# Working data
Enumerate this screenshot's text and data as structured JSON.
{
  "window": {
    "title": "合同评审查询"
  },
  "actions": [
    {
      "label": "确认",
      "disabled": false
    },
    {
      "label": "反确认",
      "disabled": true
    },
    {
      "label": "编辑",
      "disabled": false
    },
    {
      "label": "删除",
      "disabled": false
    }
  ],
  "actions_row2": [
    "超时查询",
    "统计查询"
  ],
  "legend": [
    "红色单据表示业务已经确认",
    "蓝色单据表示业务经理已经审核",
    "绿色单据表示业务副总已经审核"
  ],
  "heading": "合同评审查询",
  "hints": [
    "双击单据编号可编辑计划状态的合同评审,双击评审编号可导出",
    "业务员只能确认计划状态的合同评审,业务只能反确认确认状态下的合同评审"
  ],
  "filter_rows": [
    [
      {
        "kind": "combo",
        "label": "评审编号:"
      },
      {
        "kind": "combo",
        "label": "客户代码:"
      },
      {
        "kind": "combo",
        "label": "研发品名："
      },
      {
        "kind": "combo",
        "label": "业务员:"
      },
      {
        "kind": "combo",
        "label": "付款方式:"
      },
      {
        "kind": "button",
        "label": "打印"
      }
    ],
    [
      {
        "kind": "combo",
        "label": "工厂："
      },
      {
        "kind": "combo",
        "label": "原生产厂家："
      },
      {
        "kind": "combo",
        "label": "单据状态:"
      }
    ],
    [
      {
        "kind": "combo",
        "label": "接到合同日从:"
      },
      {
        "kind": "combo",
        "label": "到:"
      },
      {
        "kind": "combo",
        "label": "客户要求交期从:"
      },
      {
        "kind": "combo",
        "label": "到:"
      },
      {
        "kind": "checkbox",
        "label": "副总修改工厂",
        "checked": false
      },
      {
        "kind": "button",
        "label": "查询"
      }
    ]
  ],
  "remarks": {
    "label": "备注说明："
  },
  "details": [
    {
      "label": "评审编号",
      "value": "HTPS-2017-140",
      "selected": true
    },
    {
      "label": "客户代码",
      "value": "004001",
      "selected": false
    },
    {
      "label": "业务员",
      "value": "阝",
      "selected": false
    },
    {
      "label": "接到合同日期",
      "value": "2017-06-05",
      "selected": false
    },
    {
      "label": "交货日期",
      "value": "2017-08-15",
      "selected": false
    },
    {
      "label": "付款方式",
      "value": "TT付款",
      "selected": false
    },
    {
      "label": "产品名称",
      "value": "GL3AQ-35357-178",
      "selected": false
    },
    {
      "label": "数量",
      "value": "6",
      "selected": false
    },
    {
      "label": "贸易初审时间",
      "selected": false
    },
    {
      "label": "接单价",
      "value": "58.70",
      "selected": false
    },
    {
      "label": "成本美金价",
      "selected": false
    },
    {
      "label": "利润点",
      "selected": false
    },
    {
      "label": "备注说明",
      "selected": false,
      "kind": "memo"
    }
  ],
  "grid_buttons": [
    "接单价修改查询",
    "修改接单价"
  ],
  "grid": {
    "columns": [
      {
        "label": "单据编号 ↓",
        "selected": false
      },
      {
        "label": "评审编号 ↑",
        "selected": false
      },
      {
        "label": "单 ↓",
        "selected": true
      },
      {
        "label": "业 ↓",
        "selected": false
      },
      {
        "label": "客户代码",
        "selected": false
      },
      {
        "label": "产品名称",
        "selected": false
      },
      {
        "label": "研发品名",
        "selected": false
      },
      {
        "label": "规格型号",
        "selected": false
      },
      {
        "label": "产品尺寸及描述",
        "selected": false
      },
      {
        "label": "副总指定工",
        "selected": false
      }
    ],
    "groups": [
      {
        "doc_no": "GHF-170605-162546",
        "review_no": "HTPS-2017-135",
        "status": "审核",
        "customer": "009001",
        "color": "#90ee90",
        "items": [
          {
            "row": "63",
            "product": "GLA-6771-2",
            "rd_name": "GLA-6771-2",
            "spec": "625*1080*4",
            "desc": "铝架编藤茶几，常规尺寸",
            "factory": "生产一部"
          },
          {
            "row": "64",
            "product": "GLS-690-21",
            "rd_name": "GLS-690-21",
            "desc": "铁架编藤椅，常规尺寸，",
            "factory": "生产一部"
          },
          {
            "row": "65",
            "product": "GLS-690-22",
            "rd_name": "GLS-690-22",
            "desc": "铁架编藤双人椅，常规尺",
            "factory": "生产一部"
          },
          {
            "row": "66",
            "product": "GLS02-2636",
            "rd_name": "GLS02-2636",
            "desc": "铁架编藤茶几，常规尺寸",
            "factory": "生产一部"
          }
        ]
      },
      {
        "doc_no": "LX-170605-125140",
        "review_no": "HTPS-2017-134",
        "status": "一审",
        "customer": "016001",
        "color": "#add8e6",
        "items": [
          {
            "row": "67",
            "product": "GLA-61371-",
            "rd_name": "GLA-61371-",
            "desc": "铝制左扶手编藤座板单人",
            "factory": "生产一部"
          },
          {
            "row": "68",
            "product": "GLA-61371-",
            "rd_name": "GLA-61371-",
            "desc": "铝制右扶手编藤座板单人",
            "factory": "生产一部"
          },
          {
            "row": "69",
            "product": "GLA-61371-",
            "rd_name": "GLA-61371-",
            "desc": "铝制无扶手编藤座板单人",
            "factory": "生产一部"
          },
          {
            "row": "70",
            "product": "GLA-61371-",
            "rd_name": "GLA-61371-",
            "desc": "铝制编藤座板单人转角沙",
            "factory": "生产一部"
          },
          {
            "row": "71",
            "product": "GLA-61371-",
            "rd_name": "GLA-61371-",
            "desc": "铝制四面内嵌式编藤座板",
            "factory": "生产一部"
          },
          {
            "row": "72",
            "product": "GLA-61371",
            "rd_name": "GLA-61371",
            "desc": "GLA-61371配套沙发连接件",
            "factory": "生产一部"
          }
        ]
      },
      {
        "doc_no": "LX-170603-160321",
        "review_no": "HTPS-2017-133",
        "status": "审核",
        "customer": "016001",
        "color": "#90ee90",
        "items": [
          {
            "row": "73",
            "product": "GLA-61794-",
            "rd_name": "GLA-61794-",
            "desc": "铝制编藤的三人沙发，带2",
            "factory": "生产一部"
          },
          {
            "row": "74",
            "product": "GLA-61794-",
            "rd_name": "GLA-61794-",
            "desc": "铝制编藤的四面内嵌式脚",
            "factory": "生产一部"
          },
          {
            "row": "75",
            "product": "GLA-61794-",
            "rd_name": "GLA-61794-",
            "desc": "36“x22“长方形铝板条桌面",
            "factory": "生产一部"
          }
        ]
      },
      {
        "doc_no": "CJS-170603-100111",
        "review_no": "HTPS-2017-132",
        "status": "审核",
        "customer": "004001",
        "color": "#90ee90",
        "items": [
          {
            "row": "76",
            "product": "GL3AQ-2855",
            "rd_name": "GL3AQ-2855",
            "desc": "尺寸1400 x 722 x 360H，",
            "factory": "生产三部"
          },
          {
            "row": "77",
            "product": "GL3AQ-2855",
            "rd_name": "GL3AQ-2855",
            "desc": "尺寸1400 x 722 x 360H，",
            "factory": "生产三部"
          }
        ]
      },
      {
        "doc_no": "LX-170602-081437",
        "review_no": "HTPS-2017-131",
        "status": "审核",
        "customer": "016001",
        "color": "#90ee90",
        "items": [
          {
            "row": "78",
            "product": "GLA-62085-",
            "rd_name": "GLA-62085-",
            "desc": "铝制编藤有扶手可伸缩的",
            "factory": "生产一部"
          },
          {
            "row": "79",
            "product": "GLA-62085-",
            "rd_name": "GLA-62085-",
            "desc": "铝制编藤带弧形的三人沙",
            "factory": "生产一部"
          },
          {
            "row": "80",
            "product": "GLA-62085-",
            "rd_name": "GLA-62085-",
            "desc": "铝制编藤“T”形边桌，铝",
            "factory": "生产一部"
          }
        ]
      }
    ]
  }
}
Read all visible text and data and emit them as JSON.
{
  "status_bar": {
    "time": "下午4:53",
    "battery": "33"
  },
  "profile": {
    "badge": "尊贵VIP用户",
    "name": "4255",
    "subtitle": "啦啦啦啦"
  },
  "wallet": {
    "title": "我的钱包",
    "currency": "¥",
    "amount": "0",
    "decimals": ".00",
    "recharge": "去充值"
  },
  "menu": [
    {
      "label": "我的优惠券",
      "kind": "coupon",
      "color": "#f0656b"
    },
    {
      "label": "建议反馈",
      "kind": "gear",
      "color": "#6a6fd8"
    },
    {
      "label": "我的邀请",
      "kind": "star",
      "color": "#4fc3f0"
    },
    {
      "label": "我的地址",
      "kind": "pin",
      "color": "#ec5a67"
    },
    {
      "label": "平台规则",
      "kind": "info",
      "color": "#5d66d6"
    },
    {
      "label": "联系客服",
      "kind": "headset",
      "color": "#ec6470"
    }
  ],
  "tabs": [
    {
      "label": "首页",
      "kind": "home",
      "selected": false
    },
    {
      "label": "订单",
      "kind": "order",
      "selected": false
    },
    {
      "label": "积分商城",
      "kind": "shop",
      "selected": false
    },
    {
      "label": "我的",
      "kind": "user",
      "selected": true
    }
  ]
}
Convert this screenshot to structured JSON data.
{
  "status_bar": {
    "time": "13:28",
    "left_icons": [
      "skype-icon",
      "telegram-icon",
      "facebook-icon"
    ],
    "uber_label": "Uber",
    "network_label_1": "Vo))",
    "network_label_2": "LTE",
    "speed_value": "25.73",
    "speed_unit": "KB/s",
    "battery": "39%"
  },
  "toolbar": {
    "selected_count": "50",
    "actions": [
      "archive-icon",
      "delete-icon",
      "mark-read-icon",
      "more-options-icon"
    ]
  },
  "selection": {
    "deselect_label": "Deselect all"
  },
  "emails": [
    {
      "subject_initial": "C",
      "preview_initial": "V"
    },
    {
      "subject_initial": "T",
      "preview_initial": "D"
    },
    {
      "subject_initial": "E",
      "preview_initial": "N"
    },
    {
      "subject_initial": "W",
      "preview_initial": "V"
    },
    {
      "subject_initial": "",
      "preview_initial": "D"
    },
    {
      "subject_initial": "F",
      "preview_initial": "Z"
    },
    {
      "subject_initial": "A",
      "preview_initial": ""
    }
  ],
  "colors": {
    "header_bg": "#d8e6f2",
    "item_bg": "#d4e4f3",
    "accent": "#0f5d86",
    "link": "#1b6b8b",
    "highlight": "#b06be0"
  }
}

# Description of the task
In the listing above, find each line with the word "JSON" and copy it.

# Answer to this exercise
Enumerate this screenshot's text and data as structured JSON.
Read all visible text and data and emit them as JSON.
Convert this screenshot to structured JSON data.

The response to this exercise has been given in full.